begin Exercise data

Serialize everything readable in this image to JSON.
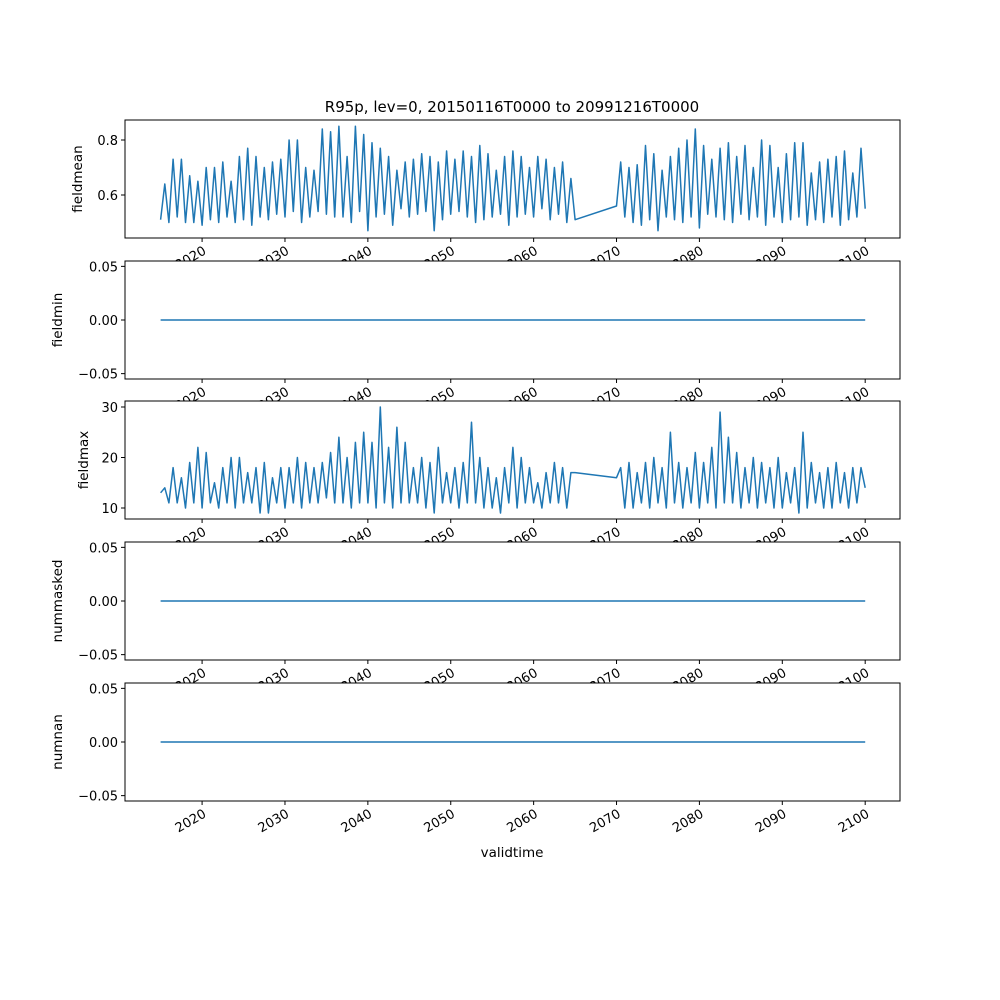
{
  "chart_data": {
    "type": "line",
    "title": "R95p, lev=0, 20150116T0000 to 20991216T0000",
    "xlabel": "validtime",
    "xlim": [
      2010.7,
      2104.2
    ],
    "x_ticks": [
      2020,
      2030,
      2040,
      2050,
      2060,
      2070,
      2080,
      2090,
      2100
    ],
    "x_tick_labels": [
      "2020",
      "2030",
      "2040",
      "2050",
      "2060",
      "2070",
      "2080",
      "2090",
      "2100"
    ],
    "line_color": "#1f77b4",
    "grid": false,
    "panels": [
      {
        "ylabel": "fieldmean",
        "ylim": [
          0.4436,
          0.8727
        ],
        "y_ticks": [
          0.6,
          0.8
        ],
        "y_tick_labels": [
          "0.6",
          "0.8"
        ],
        "segments": [
          {
            "x_start": 2015.0,
            "x_step": 0.5,
            "values": [
              0.51,
              0.64,
              0.5,
              0.73,
              0.52,
              0.73,
              0.5,
              0.67,
              0.5,
              0.65,
              0.49,
              0.7,
              0.51,
              0.7,
              0.5,
              0.72,
              0.52,
              0.65,
              0.5,
              0.74,
              0.51,
              0.77,
              0.49,
              0.74,
              0.52,
              0.7,
              0.51,
              0.72,
              0.53,
              0.73,
              0.52,
              0.8,
              0.54,
              0.8,
              0.5,
              0.7,
              0.52,
              0.69,
              0.54,
              0.84,
              0.53,
              0.83,
              0.52,
              0.85,
              0.52,
              0.74,
              0.5,
              0.85,
              0.54,
              0.82,
              0.47,
              0.79,
              0.52,
              0.77,
              0.53,
              0.74,
              0.49,
              0.69,
              0.55,
              0.72,
              0.52,
              0.73,
              0.53,
              0.75,
              0.54,
              0.74,
              0.47,
              0.72,
              0.51,
              0.76,
              0.53,
              0.73,
              0.54,
              0.76,
              0.52,
              0.74,
              0.5,
              0.78,
              0.51,
              0.75,
              0.52,
              0.69,
              0.53,
              0.74,
              0.49,
              0.76,
              0.52,
              0.74,
              0.53,
              0.7,
              0.52,
              0.74,
              0.55,
              0.73,
              0.51,
              0.7,
              0.53,
              0.72,
              0.5,
              0.66,
              0.51
            ]
          },
          {
            "x_start": 2070.0,
            "x_step": 0.5,
            "values": [
              0.56,
              0.72,
              0.52,
              0.7,
              0.5,
              0.71,
              0.49,
              0.78,
              0.51,
              0.75,
              0.47,
              0.69,
              0.52,
              0.74,
              0.51,
              0.77,
              0.5,
              0.8,
              0.52,
              0.84,
              0.48,
              0.78,
              0.53,
              0.73,
              0.52,
              0.77,
              0.51,
              0.79,
              0.5,
              0.74,
              0.53,
              0.78,
              0.51,
              0.7,
              0.52,
              0.8,
              0.49,
              0.78,
              0.52,
              0.7,
              0.5,
              0.75,
              0.51,
              0.79,
              0.52,
              0.79,
              0.49,
              0.68,
              0.51,
              0.72,
              0.5,
              0.73,
              0.52,
              0.74,
              0.49,
              0.76,
              0.51,
              0.68,
              0.52,
              0.77,
              0.55
            ]
          }
        ]
      },
      {
        "ylabel": "fieldmin",
        "ylim": [
          -0.055,
          0.055
        ],
        "y_ticks": [
          -0.05,
          0.0,
          0.05
        ],
        "y_tick_labels": [
          "−0.05",
          "0.00",
          "0.05"
        ],
        "segments": [
          {
            "x_start": 2015.0,
            "x_step": 85,
            "values": [
              0,
              0
            ]
          }
        ]
      },
      {
        "ylabel": "fieldmax",
        "ylim": [
          7.82,
          31.19
        ],
        "y_ticks": [
          10,
          20,
          30
        ],
        "y_tick_labels": [
          "10",
          "20",
          "30"
        ],
        "segments": [
          {
            "x_start": 2015.0,
            "x_step": 0.5,
            "values": [
              13,
              14,
              11,
              18,
              11,
              16,
              10,
              19,
              11,
              22,
              10,
              21,
              11,
              15,
              10,
              18,
              11,
              20,
              10,
              20,
              11,
              17,
              11,
              18,
              9,
              19,
              9,
              16,
              11,
              18,
              10,
              18,
              11,
              20,
              10,
              19,
              11,
              18,
              11,
              19,
              12,
              21,
              11,
              24,
              11,
              20,
              10,
              23,
              11,
              25,
              11,
              23,
              10,
              30,
              11,
              22,
              10,
              26,
              11,
              23,
              11,
              18,
              11,
              20,
              10,
              19,
              9,
              22,
              11,
              17,
              11,
              18,
              10,
              19,
              11,
              27,
              11,
              20,
              10,
              18,
              10,
              16,
              9,
              18,
              11,
              22,
              10,
              20,
              11,
              18,
              11,
              15,
              10,
              17,
              11,
              19,
              11,
              18,
              10,
              17,
              17
            ]
          },
          {
            "x_start": 2070.0,
            "x_step": 0.5,
            "values": [
              16,
              18,
              10,
              19,
              10,
              17,
              11,
              19,
              10,
              20,
              11,
              18,
              10,
              25,
              11,
              19,
              10,
              18,
              11,
              21,
              10,
              19,
              11,
              22,
              10,
              29,
              11,
              24,
              11,
              21,
              10,
              18,
              11,
              20,
              10,
              19,
              11,
              18,
              10,
              20,
              10,
              17,
              11,
              18,
              9,
              25,
              10,
              19,
              11,
              17,
              10,
              18,
              10,
              19,
              11,
              17,
              10,
              18,
              11,
              18,
              14
            ]
          }
        ]
      },
      {
        "ylabel": "nummasked",
        "ylim": [
          -0.055,
          0.055
        ],
        "y_ticks": [
          -0.05,
          0.0,
          0.05
        ],
        "y_tick_labels": [
          "−0.05",
          "0.00",
          "0.05"
        ],
        "segments": [
          {
            "x_start": 2015.0,
            "x_step": 85,
            "values": [
              0,
              0
            ]
          }
        ]
      },
      {
        "ylabel": "numnan",
        "ylim": [
          -0.055,
          0.055
        ],
        "y_ticks": [
          -0.05,
          0.0,
          0.05
        ],
        "y_tick_labels": [
          "−0.05",
          "0.00",
          "0.05"
        ],
        "segments": [
          {
            "x_start": 2015.0,
            "x_step": 85,
            "values": [
              0,
              0
            ]
          }
        ]
      }
    ]
  }
}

end Exercise data

Task requirements.
Output the records above exactly as they are, leaving out the pictures.

Solution below.
Serialize everything readable in this image to JSON.
{
  "chart_data": {
    "type": "line",
    "title": "R95p, lev=0, 20150116T0000 to 20991216T0000",
    "xlabel": "validtime",
    "xlim": [
      2010.7,
      2104.2
    ],
    "x_ticks": [
      2020,
      2030,
      2040,
      2050,
      2060,
      2070,
      2080,
      2090,
      2100
    ],
    "x_tick_labels": [
      "2020",
      "2030",
      "2040",
      "2050",
      "2060",
      "2070",
      "2080",
      "2090",
      "2100"
    ],
    "line_color": "#1f77b4",
    "grid": false,
    "panels": [
      {
        "ylabel": "fieldmean",
        "ylim": [
          0.4436,
          0.8727
        ],
        "y_ticks": [
          0.6,
          0.8
        ],
        "y_tick_labels": [
          "0.6",
          "0.8"
        ],
        "segments": [
          {
            "x_start": 2015.0,
            "x_step": 0.5,
            "values": [
              0.51,
              0.64,
              0.5,
              0.73,
              0.52,
              0.73,
              0.5,
              0.67,
              0.5,
              0.65,
              0.49,
              0.7,
              0.51,
              0.7,
              0.5,
              0.72,
              0.52,
              0.65,
              0.5,
              0.74,
              0.51,
              0.77,
              0.49,
              0.74,
              0.52,
              0.7,
              0.51,
              0.72,
              0.53,
              0.73,
              0.52,
              0.8,
              0.54,
              0.8,
              0.5,
              0.7,
              0.52,
              0.69,
              0.54,
              0.84,
              0.53,
              0.83,
              0.52,
              0.85,
              0.52,
              0.74,
              0.5,
              0.85,
              0.54,
              0.82,
              0.47,
              0.79,
              0.52,
              0.77,
              0.53,
              0.74,
              0.49,
              0.69,
              0.55,
              0.72,
              0.52,
              0.73,
              0.53,
              0.75,
              0.54,
              0.74,
              0.47,
              0.72,
              0.51,
              0.76,
              0.53,
              0.73,
              0.54,
              0.76,
              0.52,
              0.74,
              0.5,
              0.78,
              0.51,
              0.75,
              0.52,
              0.69,
              0.53,
              0.74,
              0.49,
              0.76,
              0.52,
              0.74,
              0.53,
              0.7,
              0.52,
              0.74,
              0.55,
              0.73,
              0.51,
              0.7,
              0.53,
              0.72,
              0.5,
              0.66,
              0.51
            ]
          },
          {
            "x_start": 2070.0,
            "x_step": 0.5,
            "values": [
              0.56,
              0.72,
              0.52,
              0.7,
              0.5,
              0.71,
              0.49,
              0.78,
              0.51,
              0.75,
              0.47,
              0.69,
              0.52,
              0.74,
              0.51,
              0.77,
              0.5,
              0.8,
              0.52,
              0.84,
              0.48,
              0.78,
              0.53,
              0.73,
              0.52,
              0.77,
              0.51,
              0.79,
              0.5,
              0.74,
              0.53,
              0.78,
              0.51,
              0.7,
              0.52,
              0.8,
              0.49,
              0.78,
              0.52,
              0.7,
              0.5,
              0.75,
              0.51,
              0.79,
              0.52,
              0.79,
              0.49,
              0.68,
              0.51,
              0.72,
              0.5,
              0.73,
              0.52,
              0.74,
              0.49,
              0.76,
              0.51,
              0.68,
              0.52,
              0.77,
              0.55
            ]
          }
        ]
      },
      {
        "ylabel": "fieldmin",
        "ylim": [
          -0.055,
          0.055
        ],
        "y_ticks": [
          -0.05,
          0.0,
          0.05
        ],
        "y_tick_labels": [
          "−0.05",
          "0.00",
          "0.05"
        ],
        "segments": [
          {
            "x_start": 2015.0,
            "x_step": 85,
            "values": [
              0,
              0
            ]
          }
        ]
      },
      {
        "ylabel": "fieldmax",
        "ylim": [
          7.82,
          31.19
        ],
        "y_ticks": [
          10,
          20,
          30
        ],
        "y_tick_labels": [
          "10",
          "20",
          "30"
        ],
        "segments": [
          {
            "x_start": 2015.0,
            "x_step": 0.5,
            "values": [
              13,
              14,
              11,
              18,
              11,
              16,
              10,
              19,
              11,
              22,
              10,
              21,
              11,
              15,
              10,
              18,
              11,
              20,
              10,
              20,
              11,
              17,
              11,
              18,
              9,
              19,
              9,
              16,
              11,
              18,
              10,
              18,
              11,
              20,
              10,
              19,
              11,
              18,
              11,
              19,
              12,
              21,
              11,
              24,
              11,
              20,
              10,
              23,
              11,
              25,
              11,
              23,
              10,
              30,
              11,
              22,
              10,
              26,
              11,
              23,
              11,
              18,
              11,
              20,
              10,
              19,
              9,
              22,
              11,
              17,
              11,
              18,
              10,
              19,
              11,
              27,
              11,
              20,
              10,
              18,
              10,
              16,
              9,
              18,
              11,
              22,
              10,
              20,
              11,
              18,
              11,
              15,
              10,
              17,
              11,
              19,
              11,
              18,
              10,
              17,
              17
            ]
          },
          {
            "x_start": 2070.0,
            "x_step": 0.5,
            "values": [
              16,
              18,
              10,
              19,
              10,
              17,
              11,
              19,
              10,
              20,
              11,
              18,
              10,
              25,
              11,
              19,
              10,
              18,
              11,
              21,
              10,
              19,
              11,
              22,
              10,
              29,
              11,
              24,
              11,
              21,
              10,
              18,
              11,
              20,
              10,
              19,
              11,
              18,
              10,
              20,
              10,
              17,
              11,
              18,
              9,
              25,
              10,
              19,
              11,
              17,
              10,
              18,
              10,
              19,
              11,
              17,
              10,
              18,
              11,
              18,
              14
            ]
          }
        ]
      },
      {
        "ylabel": "nummasked",
        "ylim": [
          -0.055,
          0.055
        ],
        "y_ticks": [
          -0.05,
          0.0,
          0.05
        ],
        "y_tick_labels": [
          "−0.05",
          "0.00",
          "0.05"
        ],
        "segments": [
          {
            "x_start": 2015.0,
            "x_step": 85,
            "values": [
              0,
              0
            ]
          }
        ]
      },
      {
        "ylabel": "numnan",
        "ylim": [
          -0.055,
          0.055
        ],
        "y_ticks": [
          -0.05,
          0.0,
          0.05
        ],
        "y_tick_labels": [
          "−0.05",
          "0.00",
          "0.05"
        ],
        "segments": [
          {
            "x_start": 2015.0,
            "x_step": 85,
            "values": [
              0,
              0
            ]
          }
        ]
      }
    ]
  }
}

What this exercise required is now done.